## [Exercise details]
State the count of lines below in which the word "data" appears, and add nothing.
━━━━━ Material
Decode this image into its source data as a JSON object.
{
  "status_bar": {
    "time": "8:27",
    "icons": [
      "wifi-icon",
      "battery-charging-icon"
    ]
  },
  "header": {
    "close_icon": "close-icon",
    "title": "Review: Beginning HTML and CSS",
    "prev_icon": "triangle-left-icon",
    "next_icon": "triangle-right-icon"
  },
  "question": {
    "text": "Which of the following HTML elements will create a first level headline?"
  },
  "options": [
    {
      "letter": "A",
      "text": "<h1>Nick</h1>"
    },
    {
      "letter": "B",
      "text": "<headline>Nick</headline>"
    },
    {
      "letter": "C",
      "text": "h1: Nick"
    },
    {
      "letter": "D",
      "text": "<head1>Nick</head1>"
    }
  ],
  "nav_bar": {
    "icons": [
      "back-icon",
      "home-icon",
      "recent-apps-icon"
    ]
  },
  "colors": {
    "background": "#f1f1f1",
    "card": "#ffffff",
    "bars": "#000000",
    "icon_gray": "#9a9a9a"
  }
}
━━━━━━━━━━
━━━━━ Material
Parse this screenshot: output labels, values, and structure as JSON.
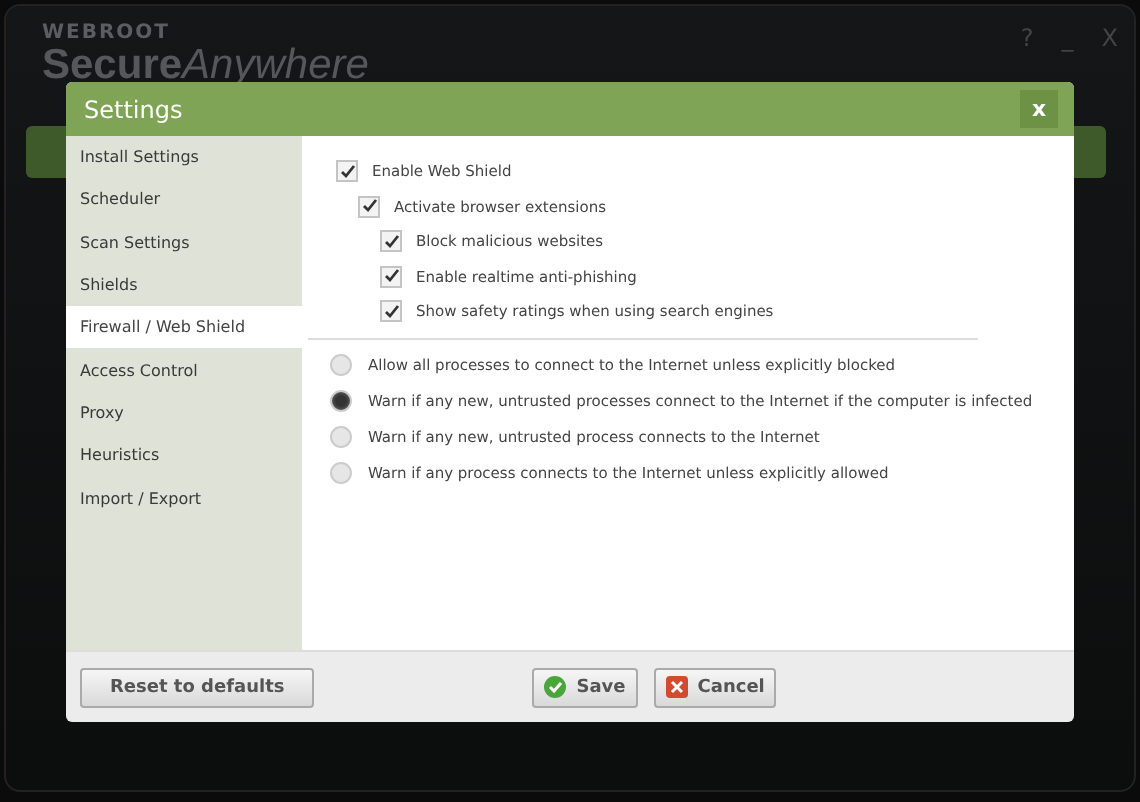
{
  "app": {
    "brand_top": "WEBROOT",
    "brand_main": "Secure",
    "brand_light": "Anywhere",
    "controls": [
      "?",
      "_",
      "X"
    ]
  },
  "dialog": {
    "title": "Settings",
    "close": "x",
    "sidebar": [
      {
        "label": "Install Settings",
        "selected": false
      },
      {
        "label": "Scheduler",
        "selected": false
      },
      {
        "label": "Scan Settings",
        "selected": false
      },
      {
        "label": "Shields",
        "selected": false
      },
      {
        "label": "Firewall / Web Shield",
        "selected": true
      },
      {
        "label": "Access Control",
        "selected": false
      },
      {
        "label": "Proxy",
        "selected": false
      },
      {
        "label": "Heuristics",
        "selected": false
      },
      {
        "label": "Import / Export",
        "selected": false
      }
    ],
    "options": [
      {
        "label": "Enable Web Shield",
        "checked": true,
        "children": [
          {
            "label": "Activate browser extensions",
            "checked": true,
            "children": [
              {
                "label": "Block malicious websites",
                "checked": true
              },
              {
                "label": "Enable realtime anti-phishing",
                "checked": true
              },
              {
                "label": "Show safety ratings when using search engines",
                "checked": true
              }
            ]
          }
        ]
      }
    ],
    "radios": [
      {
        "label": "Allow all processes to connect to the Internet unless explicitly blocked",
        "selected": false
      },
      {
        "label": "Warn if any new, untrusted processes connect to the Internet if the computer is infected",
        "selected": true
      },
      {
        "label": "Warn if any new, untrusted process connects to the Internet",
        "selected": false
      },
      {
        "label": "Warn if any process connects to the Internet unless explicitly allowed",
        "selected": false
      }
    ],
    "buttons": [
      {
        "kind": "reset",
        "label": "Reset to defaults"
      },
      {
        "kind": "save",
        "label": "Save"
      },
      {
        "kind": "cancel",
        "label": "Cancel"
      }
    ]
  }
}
━━━━━━━━━━
━━━━━ Material
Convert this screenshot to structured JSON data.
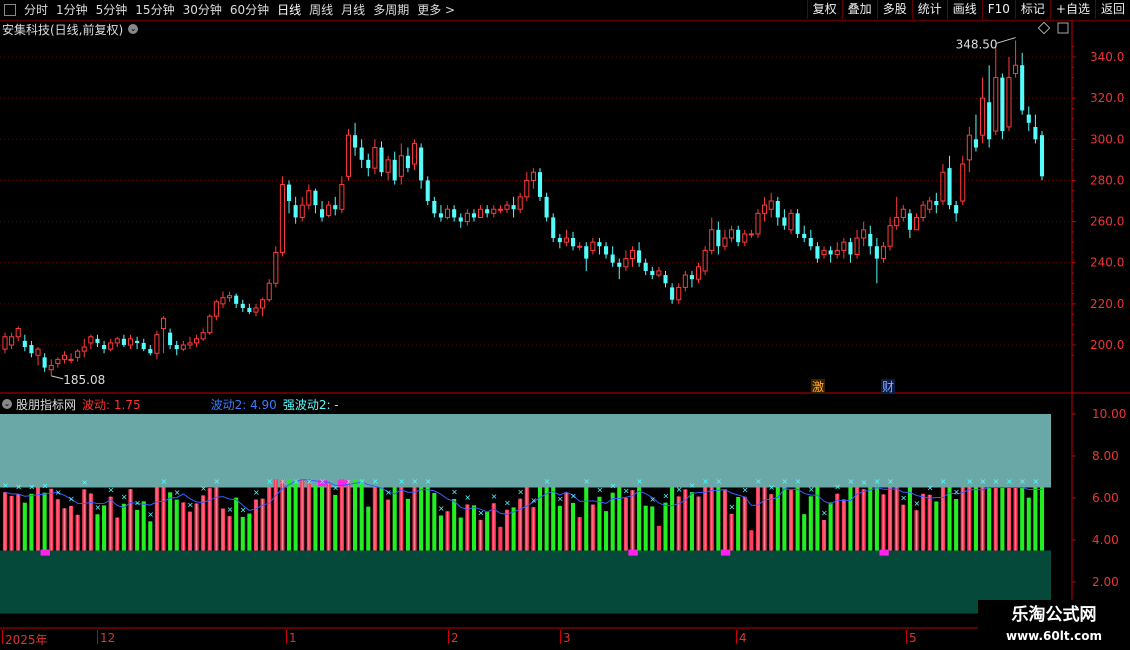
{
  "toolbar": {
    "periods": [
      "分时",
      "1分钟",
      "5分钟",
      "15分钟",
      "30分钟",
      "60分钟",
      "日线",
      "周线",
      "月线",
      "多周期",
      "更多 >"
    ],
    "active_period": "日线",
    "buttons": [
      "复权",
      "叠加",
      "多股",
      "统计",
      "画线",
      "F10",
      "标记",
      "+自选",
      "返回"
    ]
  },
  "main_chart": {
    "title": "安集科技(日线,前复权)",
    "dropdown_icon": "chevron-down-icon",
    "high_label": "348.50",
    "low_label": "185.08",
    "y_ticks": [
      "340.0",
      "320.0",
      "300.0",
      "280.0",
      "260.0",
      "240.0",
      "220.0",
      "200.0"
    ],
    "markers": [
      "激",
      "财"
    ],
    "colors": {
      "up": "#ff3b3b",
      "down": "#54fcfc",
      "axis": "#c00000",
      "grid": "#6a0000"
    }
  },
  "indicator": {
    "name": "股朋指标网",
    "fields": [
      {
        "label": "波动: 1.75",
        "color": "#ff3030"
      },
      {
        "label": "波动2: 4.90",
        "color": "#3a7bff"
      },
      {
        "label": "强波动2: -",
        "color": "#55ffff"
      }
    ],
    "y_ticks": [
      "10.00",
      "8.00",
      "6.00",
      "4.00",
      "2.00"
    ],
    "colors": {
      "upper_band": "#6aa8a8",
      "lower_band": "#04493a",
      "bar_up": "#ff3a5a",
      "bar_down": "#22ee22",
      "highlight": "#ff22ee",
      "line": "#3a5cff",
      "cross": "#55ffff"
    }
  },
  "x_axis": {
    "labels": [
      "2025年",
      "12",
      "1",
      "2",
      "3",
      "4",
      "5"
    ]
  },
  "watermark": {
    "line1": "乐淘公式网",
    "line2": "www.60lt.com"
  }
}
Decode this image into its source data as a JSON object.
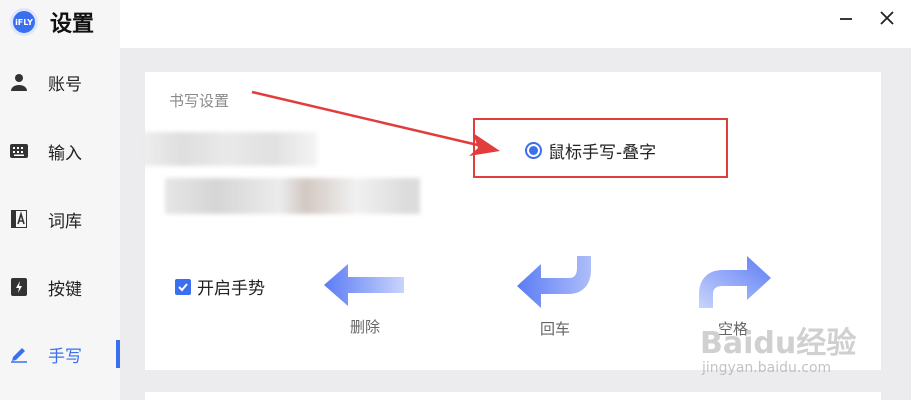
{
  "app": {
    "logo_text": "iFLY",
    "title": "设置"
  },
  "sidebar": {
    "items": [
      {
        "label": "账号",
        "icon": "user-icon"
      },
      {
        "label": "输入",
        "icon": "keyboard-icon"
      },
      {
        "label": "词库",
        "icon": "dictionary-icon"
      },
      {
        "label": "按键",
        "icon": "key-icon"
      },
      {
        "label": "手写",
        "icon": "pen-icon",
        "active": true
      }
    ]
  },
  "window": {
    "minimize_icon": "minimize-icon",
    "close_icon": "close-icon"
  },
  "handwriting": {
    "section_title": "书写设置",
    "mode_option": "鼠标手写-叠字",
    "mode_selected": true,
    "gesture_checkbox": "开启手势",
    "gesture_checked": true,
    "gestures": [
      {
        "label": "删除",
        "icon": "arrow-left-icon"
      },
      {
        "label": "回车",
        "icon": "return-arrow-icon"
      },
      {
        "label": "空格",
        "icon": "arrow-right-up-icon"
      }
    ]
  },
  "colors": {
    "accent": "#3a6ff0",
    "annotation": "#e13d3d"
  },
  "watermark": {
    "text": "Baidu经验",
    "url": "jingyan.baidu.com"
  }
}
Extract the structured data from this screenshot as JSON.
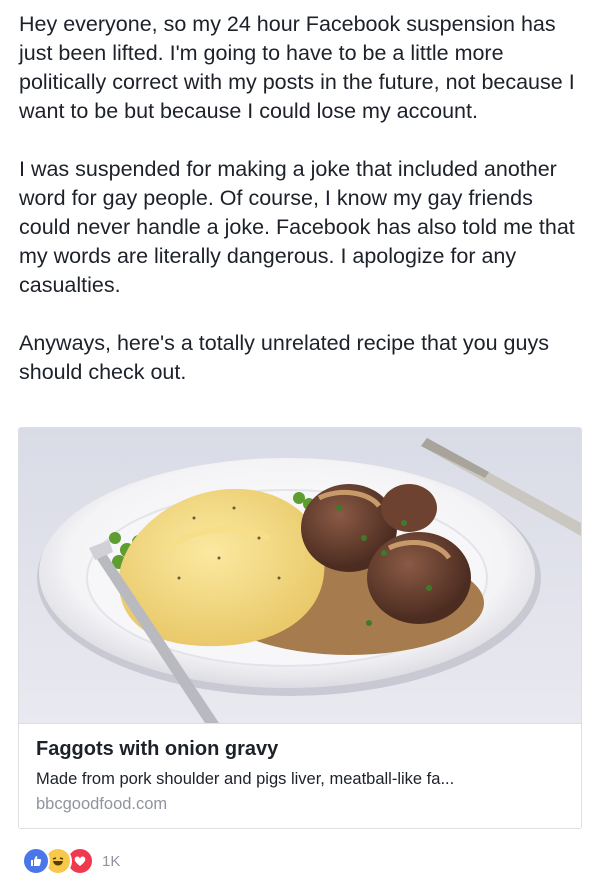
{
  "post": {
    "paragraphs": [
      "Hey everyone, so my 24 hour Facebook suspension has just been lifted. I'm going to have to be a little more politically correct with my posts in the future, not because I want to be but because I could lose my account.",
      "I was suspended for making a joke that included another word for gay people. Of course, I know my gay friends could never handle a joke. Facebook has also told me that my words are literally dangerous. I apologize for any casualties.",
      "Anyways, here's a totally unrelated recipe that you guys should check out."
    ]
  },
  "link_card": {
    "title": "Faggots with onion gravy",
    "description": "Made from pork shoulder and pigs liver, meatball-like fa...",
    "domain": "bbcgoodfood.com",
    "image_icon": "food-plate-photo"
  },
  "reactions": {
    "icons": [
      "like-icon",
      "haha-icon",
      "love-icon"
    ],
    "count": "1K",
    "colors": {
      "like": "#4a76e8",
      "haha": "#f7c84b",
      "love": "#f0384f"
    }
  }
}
━━━━━━━━━━
## [Response]
4